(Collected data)
>> BEGIN

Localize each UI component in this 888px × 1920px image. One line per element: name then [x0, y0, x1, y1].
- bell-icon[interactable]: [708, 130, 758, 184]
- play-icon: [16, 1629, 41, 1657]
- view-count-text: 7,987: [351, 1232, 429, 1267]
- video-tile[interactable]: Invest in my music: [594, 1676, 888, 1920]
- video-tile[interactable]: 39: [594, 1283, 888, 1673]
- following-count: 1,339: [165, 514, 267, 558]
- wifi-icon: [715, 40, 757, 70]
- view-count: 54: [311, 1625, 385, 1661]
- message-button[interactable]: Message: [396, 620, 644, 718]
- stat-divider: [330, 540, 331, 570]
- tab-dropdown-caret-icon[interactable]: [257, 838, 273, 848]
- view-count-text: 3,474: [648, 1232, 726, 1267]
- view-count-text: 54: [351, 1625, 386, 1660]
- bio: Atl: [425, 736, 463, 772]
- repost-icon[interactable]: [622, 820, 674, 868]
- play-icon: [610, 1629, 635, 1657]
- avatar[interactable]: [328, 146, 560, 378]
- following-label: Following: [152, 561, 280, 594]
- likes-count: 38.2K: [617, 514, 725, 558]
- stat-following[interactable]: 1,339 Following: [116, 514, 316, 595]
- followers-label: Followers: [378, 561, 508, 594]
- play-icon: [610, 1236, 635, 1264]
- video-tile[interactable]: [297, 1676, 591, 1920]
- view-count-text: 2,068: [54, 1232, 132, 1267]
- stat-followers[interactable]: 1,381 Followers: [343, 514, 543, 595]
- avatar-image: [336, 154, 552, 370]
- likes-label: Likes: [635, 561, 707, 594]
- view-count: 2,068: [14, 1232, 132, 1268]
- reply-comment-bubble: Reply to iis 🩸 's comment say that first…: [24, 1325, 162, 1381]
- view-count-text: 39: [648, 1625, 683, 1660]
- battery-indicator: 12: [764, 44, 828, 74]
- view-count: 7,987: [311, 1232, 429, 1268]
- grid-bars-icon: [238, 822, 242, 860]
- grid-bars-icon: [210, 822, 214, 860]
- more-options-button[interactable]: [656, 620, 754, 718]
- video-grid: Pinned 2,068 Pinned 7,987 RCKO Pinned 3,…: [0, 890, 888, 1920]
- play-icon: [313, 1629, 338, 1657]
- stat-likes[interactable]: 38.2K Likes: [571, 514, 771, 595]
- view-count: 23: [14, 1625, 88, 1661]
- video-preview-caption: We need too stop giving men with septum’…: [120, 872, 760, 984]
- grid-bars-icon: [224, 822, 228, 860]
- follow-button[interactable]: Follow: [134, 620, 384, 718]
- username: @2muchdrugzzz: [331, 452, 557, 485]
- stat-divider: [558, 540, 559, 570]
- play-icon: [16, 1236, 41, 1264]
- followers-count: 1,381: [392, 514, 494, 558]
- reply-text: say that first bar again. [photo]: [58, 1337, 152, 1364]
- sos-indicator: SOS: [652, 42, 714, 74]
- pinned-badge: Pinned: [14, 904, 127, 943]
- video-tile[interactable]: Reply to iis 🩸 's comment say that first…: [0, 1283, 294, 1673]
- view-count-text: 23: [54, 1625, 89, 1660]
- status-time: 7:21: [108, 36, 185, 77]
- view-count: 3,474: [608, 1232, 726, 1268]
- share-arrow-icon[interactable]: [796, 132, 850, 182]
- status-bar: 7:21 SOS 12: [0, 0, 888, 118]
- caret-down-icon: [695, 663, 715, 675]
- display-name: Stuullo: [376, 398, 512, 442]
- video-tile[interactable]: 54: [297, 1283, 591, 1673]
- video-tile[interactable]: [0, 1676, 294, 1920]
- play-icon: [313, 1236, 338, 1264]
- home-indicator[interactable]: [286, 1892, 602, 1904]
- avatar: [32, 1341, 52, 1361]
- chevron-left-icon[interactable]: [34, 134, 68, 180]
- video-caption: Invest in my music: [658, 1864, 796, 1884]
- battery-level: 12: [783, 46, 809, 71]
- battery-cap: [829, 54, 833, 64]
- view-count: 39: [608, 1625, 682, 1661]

>> END

### Problem description
Switch "play-icon" to "play-glyph" wherever it occurs in the items above. Write all the lines out again with nothing else changed.

### Response to the task
Localize each UI component in this 888px × 1920px image. One line per element: name then [x0, y0, x1, y1].
- bell-icon[interactable]: [708, 130, 758, 184]
- play-glyph: [16, 1629, 41, 1657]
- view-count-text: 7,987: [351, 1232, 429, 1267]
- video-tile[interactable]: Invest in my music: [594, 1676, 888, 1920]
- video-tile[interactable]: 39: [594, 1283, 888, 1673]
- following-count: 1,339: [165, 514, 267, 558]
- wifi-icon: [715, 40, 757, 70]
- view-count: 54: [311, 1625, 385, 1661]
- message-button[interactable]: Message: [396, 620, 644, 718]
- stat-divider: [330, 540, 331, 570]
- tab-dropdown-caret-icon[interactable]: [257, 838, 273, 848]
- view-count-text: 3,474: [648, 1232, 726, 1267]
- view-count-text: 54: [351, 1625, 386, 1660]
- bio: Atl: [425, 736, 463, 772]
- repost-icon[interactable]: [622, 820, 674, 868]
- play-glyph: [610, 1629, 635, 1657]
- avatar[interactable]: [328, 146, 560, 378]
- following-label: Following: [152, 561, 280, 594]
- likes-count: 38.2K: [617, 514, 725, 558]
- stat-following[interactable]: 1,339 Following: [116, 514, 316, 595]
- followers-label: Followers: [378, 561, 508, 594]
- play-glyph: [610, 1236, 635, 1264]
- video-tile[interactable]: [297, 1676, 591, 1920]
- view-count-text: 2,068: [54, 1232, 132, 1267]
- stat-followers[interactable]: 1,381 Followers: [343, 514, 543, 595]
- avatar-image: [336, 154, 552, 370]
- likes-label: Likes: [635, 561, 707, 594]
- view-count: 2,068: [14, 1232, 132, 1268]
- reply-comment-bubble: Reply to iis 🩸 's comment say that first…: [24, 1325, 162, 1381]
- view-count-text: 39: [648, 1625, 683, 1660]
- battery-indicator: 12: [764, 44, 828, 74]
- view-count: 7,987: [311, 1232, 429, 1268]
- grid-bars-icon: [238, 822, 242, 860]
- grid-bars-icon: [210, 822, 214, 860]
- more-options-button[interactable]: [656, 620, 754, 718]
- video-grid: Pinned 2,068 Pinned 7,987 RCKO Pinned 3,…: [0, 890, 888, 1920]
- play-glyph: [313, 1629, 338, 1657]
- stat-likes[interactable]: 38.2K Likes: [571, 514, 771, 595]
- view-count: 23: [14, 1625, 88, 1661]
- video-preview-caption: We need too stop giving men with septum’…: [120, 872, 760, 984]
- grid-bars-icon: [224, 822, 228, 860]
- follow-button[interactable]: Follow: [134, 620, 384, 718]
- username: @2muchdrugzzz: [331, 452, 557, 485]
- stat-divider: [558, 540, 559, 570]
- play-glyph: [16, 1236, 41, 1264]
- followers-count: 1,381: [392, 514, 494, 558]
- reply-text: say that first bar again. [photo]: [58, 1337, 152, 1364]
- sos-indicator: SOS: [652, 42, 714, 74]
- pinned-badge: Pinned: [14, 904, 127, 943]
- video-tile[interactable]: Reply to iis 🩸 's comment say that first…: [0, 1283, 294, 1673]
- view-count-text: 23: [54, 1625, 89, 1660]
- status-time: 7:21: [108, 36, 185, 77]
- view-count: 3,474: [608, 1232, 726, 1268]
- share-arrow-icon[interactable]: [796, 132, 850, 182]
- status-bar: 7:21 SOS 12: [0, 0, 888, 118]
- caret-down-icon: [695, 663, 715, 675]
- display-name: Stuullo: [376, 398, 512, 442]
- video-tile[interactable]: 54: [297, 1283, 591, 1673]
- video-tile[interactable]: [0, 1676, 294, 1920]
- play-glyph: [313, 1236, 338, 1264]
- home-indicator[interactable]: [286, 1892, 602, 1904]
- avatar: [32, 1341, 52, 1361]
- chevron-left-icon[interactable]: [34, 134, 68, 180]
- video-caption: Invest in my music: [658, 1864, 796, 1884]
- battery-level: 12: [783, 46, 809, 71]
- battery-cap: [829, 54, 833, 64]
- view-count: 39: [608, 1625, 682, 1661]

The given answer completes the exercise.